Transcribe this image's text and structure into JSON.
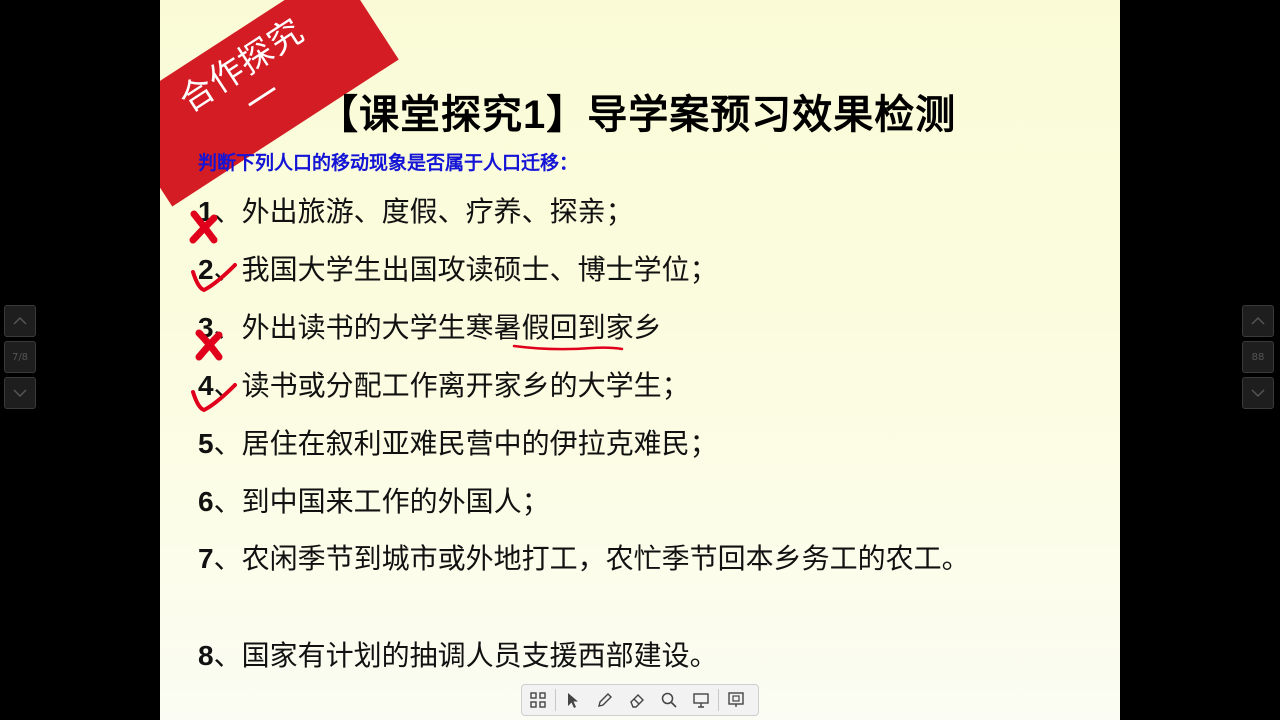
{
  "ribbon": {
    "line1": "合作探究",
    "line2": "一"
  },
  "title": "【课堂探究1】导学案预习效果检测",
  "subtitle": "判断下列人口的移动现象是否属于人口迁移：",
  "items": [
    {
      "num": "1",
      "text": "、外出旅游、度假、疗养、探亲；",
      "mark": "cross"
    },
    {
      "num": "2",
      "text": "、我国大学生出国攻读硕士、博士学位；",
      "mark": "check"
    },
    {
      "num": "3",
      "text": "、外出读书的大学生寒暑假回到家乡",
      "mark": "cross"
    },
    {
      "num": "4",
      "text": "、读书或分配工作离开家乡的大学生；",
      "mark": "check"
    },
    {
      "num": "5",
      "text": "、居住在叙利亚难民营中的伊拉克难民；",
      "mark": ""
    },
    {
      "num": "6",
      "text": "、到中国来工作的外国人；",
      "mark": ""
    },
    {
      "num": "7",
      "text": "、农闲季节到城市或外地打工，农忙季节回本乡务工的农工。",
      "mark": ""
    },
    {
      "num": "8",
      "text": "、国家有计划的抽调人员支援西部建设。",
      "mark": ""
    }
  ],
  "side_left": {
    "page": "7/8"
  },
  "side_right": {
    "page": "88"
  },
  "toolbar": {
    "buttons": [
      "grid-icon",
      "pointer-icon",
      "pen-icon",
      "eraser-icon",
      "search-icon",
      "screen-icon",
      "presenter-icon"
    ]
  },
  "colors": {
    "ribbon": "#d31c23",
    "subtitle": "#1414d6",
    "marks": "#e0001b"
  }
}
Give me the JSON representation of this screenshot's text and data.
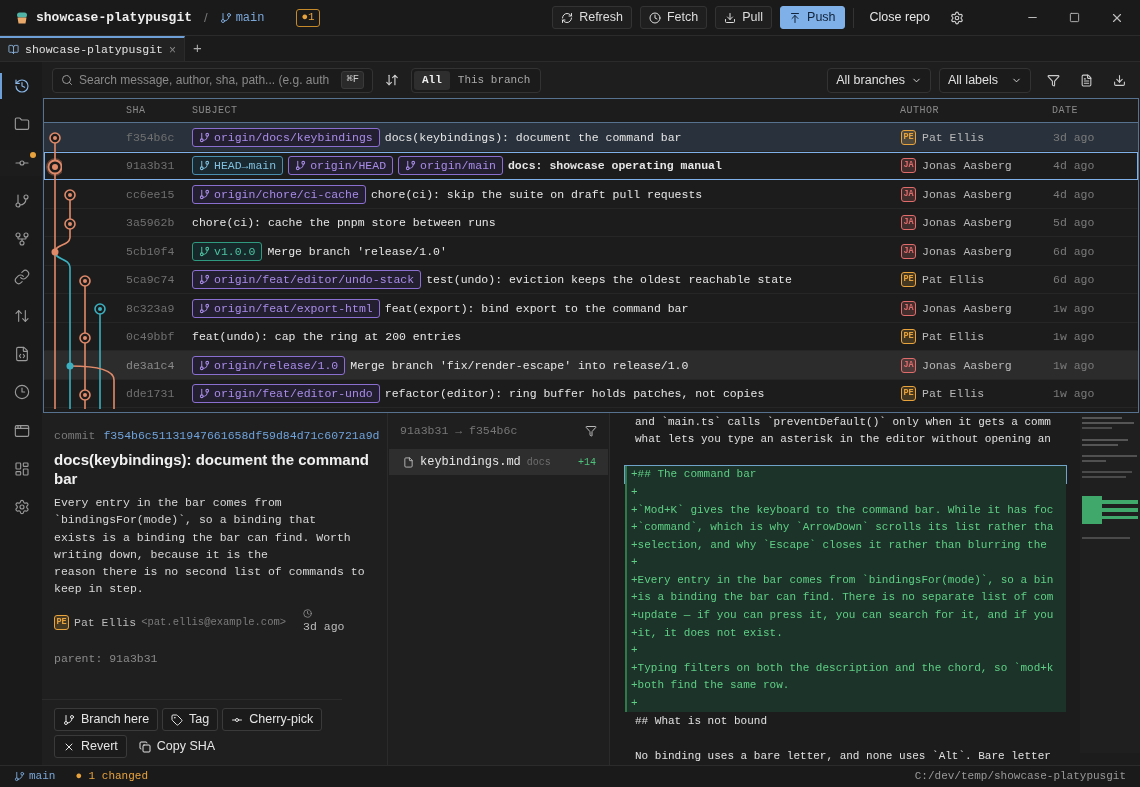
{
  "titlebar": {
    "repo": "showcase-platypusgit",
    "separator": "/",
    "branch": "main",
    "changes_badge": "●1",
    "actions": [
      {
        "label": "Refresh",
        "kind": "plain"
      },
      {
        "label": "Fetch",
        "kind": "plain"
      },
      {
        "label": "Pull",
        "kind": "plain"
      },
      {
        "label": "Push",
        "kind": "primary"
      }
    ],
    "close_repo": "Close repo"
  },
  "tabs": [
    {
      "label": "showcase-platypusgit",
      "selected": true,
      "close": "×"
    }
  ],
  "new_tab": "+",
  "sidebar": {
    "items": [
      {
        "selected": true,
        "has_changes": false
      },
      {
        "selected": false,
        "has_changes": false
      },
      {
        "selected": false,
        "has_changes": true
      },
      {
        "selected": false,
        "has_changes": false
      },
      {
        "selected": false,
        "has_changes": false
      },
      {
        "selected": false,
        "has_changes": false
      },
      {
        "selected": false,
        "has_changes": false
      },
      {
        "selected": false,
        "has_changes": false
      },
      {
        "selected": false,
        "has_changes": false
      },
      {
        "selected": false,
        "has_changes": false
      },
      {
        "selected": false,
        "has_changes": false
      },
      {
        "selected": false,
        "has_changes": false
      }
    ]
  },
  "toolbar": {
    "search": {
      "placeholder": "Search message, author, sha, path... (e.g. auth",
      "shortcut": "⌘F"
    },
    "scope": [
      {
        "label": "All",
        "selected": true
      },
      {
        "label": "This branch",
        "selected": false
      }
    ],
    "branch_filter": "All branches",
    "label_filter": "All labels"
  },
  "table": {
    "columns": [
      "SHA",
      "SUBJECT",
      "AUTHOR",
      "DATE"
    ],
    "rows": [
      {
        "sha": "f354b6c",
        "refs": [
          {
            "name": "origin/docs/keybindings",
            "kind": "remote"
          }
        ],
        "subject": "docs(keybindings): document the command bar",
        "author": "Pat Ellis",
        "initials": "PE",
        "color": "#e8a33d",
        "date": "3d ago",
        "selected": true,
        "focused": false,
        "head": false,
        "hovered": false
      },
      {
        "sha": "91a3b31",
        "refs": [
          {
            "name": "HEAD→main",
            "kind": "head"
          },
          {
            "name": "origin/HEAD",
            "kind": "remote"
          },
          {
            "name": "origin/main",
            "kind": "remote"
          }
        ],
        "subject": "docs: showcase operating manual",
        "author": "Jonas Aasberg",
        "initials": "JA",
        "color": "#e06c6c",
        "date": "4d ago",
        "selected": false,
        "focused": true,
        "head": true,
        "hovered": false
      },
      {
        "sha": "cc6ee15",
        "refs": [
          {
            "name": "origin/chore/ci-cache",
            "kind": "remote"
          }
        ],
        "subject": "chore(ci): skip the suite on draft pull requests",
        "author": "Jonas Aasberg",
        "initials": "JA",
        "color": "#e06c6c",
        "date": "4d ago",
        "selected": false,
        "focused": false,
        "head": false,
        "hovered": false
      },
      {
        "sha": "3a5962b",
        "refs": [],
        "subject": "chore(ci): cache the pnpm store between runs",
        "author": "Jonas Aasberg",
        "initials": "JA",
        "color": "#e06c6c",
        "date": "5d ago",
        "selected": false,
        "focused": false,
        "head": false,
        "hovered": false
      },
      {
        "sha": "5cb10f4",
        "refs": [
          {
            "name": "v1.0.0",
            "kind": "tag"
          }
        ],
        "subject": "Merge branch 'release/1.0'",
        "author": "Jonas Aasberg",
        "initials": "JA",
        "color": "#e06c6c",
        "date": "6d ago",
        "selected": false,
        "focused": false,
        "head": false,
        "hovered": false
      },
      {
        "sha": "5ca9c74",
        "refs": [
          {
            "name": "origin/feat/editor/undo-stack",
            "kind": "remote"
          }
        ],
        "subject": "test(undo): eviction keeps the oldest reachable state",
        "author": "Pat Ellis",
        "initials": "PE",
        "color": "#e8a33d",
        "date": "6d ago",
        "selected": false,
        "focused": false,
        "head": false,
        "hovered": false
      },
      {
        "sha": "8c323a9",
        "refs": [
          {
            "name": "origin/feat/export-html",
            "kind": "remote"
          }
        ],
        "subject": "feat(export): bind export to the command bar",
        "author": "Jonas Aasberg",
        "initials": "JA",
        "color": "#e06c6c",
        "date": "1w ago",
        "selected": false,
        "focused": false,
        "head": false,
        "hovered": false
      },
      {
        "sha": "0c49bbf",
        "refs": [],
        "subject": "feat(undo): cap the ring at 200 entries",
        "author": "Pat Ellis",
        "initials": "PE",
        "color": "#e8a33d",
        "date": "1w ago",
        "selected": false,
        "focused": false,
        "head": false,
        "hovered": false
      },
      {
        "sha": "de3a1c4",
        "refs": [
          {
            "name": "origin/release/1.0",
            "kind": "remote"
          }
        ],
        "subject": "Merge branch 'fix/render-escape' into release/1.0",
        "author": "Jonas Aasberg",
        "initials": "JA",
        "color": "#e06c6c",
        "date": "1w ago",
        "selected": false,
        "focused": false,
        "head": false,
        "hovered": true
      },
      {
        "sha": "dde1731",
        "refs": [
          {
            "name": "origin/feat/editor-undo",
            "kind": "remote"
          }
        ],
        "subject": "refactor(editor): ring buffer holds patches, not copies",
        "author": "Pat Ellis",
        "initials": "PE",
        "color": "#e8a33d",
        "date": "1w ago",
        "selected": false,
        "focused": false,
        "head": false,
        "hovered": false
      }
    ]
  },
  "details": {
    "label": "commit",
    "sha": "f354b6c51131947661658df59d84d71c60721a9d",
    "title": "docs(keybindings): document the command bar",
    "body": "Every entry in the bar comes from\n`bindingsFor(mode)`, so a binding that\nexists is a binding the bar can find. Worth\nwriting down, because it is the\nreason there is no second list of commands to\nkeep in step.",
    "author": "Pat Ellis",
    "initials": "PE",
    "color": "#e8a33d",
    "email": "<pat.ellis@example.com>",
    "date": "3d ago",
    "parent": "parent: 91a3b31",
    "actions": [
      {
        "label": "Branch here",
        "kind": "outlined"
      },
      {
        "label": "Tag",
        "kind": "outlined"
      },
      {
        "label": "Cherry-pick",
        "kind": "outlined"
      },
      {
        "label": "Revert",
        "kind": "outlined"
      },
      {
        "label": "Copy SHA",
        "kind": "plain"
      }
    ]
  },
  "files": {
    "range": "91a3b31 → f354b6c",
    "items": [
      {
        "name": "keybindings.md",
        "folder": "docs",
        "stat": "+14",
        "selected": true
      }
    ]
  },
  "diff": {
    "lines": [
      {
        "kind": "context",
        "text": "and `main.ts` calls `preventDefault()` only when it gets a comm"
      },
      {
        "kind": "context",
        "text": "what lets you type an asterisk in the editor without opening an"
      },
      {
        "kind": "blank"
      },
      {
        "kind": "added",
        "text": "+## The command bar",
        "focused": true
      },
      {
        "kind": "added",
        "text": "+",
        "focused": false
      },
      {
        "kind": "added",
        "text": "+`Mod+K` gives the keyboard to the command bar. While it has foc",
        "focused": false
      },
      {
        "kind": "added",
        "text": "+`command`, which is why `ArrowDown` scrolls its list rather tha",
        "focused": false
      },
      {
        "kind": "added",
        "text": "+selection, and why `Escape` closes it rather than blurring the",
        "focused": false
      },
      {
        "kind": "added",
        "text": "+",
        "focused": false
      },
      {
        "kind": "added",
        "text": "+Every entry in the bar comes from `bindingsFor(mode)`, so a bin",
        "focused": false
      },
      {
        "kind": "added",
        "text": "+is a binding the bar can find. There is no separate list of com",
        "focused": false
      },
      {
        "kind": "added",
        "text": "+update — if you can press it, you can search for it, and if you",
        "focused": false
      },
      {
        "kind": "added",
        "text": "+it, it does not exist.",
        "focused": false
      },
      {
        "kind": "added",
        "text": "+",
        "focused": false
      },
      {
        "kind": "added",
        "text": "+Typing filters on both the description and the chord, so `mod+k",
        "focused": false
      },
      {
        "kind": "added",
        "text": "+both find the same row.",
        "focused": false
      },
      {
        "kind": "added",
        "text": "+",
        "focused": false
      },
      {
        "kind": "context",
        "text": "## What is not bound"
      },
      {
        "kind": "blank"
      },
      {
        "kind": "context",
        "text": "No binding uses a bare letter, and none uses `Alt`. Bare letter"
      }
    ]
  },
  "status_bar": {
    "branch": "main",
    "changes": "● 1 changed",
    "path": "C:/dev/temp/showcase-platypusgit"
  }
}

------------------------------------

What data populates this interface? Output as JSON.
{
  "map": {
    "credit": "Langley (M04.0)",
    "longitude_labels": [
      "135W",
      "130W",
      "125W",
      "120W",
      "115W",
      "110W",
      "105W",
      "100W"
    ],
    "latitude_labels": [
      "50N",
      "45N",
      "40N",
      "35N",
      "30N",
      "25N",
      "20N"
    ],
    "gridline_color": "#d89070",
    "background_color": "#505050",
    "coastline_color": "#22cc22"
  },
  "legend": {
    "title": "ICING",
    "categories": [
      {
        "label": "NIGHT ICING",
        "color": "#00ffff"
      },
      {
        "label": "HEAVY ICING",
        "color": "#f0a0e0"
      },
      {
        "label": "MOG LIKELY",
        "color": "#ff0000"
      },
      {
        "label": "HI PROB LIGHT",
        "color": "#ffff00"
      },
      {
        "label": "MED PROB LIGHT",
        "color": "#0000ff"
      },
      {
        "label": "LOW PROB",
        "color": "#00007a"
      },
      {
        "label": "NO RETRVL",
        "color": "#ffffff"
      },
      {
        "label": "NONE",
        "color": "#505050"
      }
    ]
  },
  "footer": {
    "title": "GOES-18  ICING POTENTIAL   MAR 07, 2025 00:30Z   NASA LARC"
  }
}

------------------------------------

List every line from the entries above in which "path" appears.

      "placeholder": "Search message, author, sha, path... (e.g. auth",
    "path": "C:/dev/temp/showcase-platypusgit"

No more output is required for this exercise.